#### SUPPLIED MATERIAL
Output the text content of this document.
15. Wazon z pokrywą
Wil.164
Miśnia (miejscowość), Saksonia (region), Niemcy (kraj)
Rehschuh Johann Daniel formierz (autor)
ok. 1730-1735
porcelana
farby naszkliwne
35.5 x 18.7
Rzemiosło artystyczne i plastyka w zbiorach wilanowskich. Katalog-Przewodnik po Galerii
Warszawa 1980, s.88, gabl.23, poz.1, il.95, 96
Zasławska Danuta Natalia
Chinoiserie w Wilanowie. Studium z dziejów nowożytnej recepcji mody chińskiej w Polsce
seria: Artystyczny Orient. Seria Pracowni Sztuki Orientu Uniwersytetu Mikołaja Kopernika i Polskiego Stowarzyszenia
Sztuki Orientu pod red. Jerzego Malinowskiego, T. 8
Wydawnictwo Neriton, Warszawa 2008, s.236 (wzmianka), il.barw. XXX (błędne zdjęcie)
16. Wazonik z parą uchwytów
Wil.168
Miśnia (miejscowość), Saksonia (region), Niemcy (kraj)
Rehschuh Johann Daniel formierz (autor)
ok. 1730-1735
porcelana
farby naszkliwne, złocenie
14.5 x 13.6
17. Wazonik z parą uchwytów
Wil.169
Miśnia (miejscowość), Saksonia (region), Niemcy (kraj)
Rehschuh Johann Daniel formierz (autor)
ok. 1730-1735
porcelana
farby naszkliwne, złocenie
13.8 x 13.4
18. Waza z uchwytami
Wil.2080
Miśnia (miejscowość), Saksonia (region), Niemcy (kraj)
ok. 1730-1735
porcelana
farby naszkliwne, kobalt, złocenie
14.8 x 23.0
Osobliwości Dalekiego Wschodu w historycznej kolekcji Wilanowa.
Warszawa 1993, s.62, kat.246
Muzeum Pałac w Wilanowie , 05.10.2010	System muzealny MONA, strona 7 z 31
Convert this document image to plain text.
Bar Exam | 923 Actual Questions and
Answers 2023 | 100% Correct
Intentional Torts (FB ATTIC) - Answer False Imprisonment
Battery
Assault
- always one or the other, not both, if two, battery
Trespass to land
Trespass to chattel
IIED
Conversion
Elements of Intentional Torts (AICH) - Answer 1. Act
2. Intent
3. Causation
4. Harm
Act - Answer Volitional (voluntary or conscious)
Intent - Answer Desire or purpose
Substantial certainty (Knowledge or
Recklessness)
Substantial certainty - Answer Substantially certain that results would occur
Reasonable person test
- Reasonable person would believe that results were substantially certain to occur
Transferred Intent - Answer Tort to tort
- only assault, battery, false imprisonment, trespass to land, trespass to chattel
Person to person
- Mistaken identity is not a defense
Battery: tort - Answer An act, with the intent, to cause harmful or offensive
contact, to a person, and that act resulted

#### TASK INSTRUCTIONS
Print back all the lines verbatim.

#### RESULT OF THIS TASK
Output the text content of this document.
15. Wazon z pokrywą
Wil.164
Miśnia (miejscowość), Saksonia (region), Niemcy (kraj)
Rehschuh Johann Daniel formierz (autor)
ok. 1730-1735
porcelana
farby naszkliwne
35.5 x 18.7
Rzemiosło artystyczne i plastyka w zbiorach wilanowskich. Katalog-Przewodnik po Galerii
Warszawa 1980, s.88, gabl.23, poz.1, il.95, 96
Zasławska Danuta Natalia
Chinoiserie w Wilanowie. Studium z dziejów nowożytnej recepcji mody chińskiej w Polsce
seria: Artystyczny Orient. Seria Pracowni Sztuki Orientu Uniwersytetu Mikołaja Kopernika i Polskiego Stowarzyszenia
Sztuki Orientu pod red. Jerzego Malinowskiego, T. 8
Wydawnictwo Neriton, Warszawa 2008, s.236 (wzmianka), il.barw. XXX (błędne zdjęcie)
16. Wazonik z parą uchwytów
Wil.168
Miśnia (miejscowość), Saksonia (region), Niemcy (kraj)
Rehschuh Johann Daniel formierz (autor)
ok. 1730-1735
porcelana
farby naszkliwne, złocenie
14.5 x 13.6
17. Wazonik z parą uchwytów
Wil.169
Miśnia (miejscowość), Saksonia (region), Niemcy (kraj)
Rehschuh Johann Daniel formierz (autor)
ok. 1730-1735
porcelana
farby naszkliwne, złocenie
13.8 x 13.4
18. Waza z uchwytami
Wil.2080
Miśnia (miejscowość), Saksonia (region), Niemcy (kraj)
ok. 1730-1735
porcelana
farby naszkliwne, kobalt, złocenie
14.8 x 23.0
Osobliwości Dalekiego Wschodu w historycznej kolekcji Wilanowa.
Warszawa 1993, s.62, kat.246
Muzeum Pałac w Wilanowie , 05.10.2010	System muzealny MONA, strona 7 z 31
Convert this document image to plain text.
Bar Exam | 923 Actual Questions and
Answers 2023 | 100% Correct
Intentional Torts (FB ATTIC) - Answer False Imprisonment
Battery
Assault
- always one or the other, not both, if two, battery
Trespass to land
Trespass to chattel
IIED
Conversion
Elements of Intentional Torts (AICH) - Answer 1. Act
2. Intent
3. Causation
4. Harm
Act - Answer Volitional (voluntary or conscious)
Intent - Answer Desire or purpose
Substantial certainty (Knowledge or
Recklessness)
Substantial certainty - Answer Substantially certain that results would occur
Reasonable person test
- Reasonable person would believe that results were substantially certain to occur
Transferred Intent - Answer Tort to tort
- only assault, battery, false imprisonment, trespass to land, trespass to chattel
Person to person
- Mistaken identity is not a defense
Battery: tort - Answer An act, with the intent, to cause harmful or offensive
contact, to a person, and that act resulted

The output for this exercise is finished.